▶ _SUPPLIED TEXT_:
--

Like Turkey, Israel has become a loser in Syria’s Great Sunni Rebellion as Iran has taken control of the Assad dictatorship, which is hamstrung by demographics:  even with the massive slaughter and flight of Sunni Syrians, the minority Alawites, a heretical Shiite offshoot, just don’t have the numbers to wage a protracted war over Syria’s 71,500 square miles.  The Iranians and their non-Iranian Shiite expeditionary forces have tried to fill the void.  Jerusalem is now unavoidably invested in denying the Islamic Republic the means in Syria to launch missiles, a ground war, and terrorist/paramilitary operations against the Jewish State.  However, Jerusalem is  so far not willing to put Israeli troops into action, using only air power to dissuade its enemies. 

Neither has Israel shown any desire to develop a Syrian proxy army, as it once did among the Lebanese Christians.  It isn’t clear that the Israelis have the will or the means to prevent the clerical regime from creating a land route from Iran to Hizbollah-controlled Lebanon.  Israeli aircraft haven’t once, so far as we know, interdicted Iranian troop and supply planes that travel frequently from Iran and Iraq to the Levant.  Israel surely has the intelligence to do so. Jerusalem appears willing so far to play only an aggressive defense, reacting to Iranian and Russian moves.  Given the Islamic Republic’s long-standing desire to have a front-row seat in the “resistance” against the Jewish State, given the integral role anti-Zionism plays in the development of Iranian-controlled Shiite militias, a war between Israel and Iran is now likely, in either Syria or Lebanon or both, with a possible exchange of missiles between Israel and the Islamic Republic, and even conceivably Israeli air raids on Iranian Revolutionary Guard­–Shiite militia bases inside Iraq and Iran.   But Jerusalem will surely try to avoid a regional war for fear of the missiles Tehran has sent to or built in Lebanon.

--

▶ _WHAT YOU NEED TO DO_:
1. In the passage on Israel and Syria, what is the only means Jerusalem has used so far to dissuade its enemies?
2. Copy word for word from the passage on Israel and Syria, starting at the words "Like Turkey, Israel" and stopping after the words "dissuade its enemies.".

▶ _PROVIDED MATERIAL_:
--

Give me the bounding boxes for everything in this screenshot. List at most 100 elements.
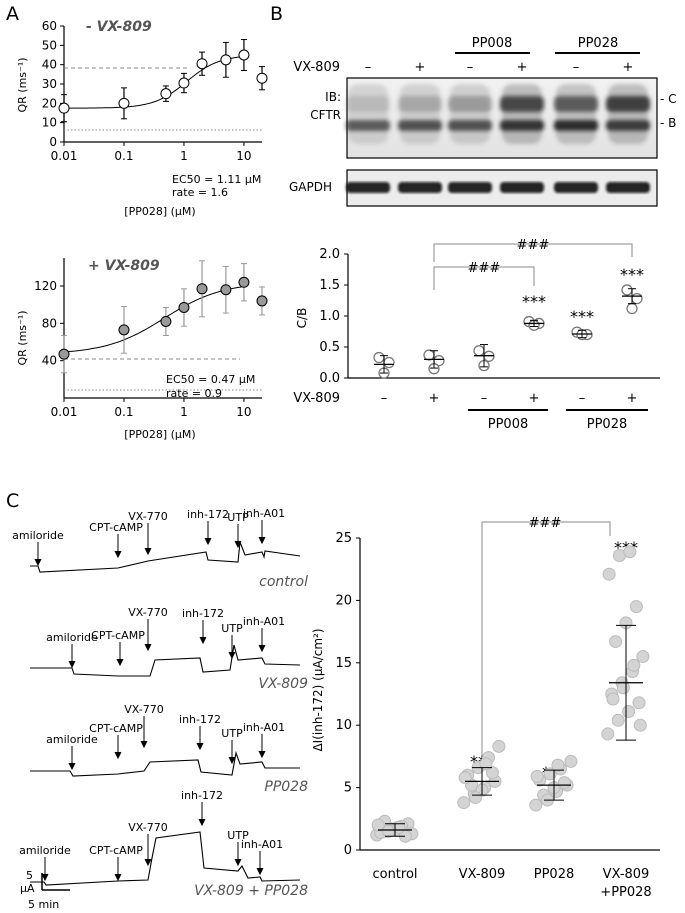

--

▶ _RESULTS OF THE TASKS_:
1. Air power.

2.
Like Turkey, Israel has become a loser in Syria’s Great Sunni Rebellion as Iran has taken control of the Assad dictatorship, which is hamstrung by demographics:  even with the massive slaughter and flight of Sunni Syrians, the minority Alawites, a heretical Shiite offshoot, just don’t have the numbers to wage a protracted war over Syria’s 71,500 square miles.  The Iranians and their non-Iranian Shiite expeditionary forces have tried to fill the void.  Jerusalem is now unavoidably invested in denying the Islamic Republic the means in Syria to launch missiles, a ground war, and terrorist/paramilitary operations against the Jewish State.  However, Jerusalem is  so far not willing to put Israeli troops into action, using only air power to dissuade its enemies.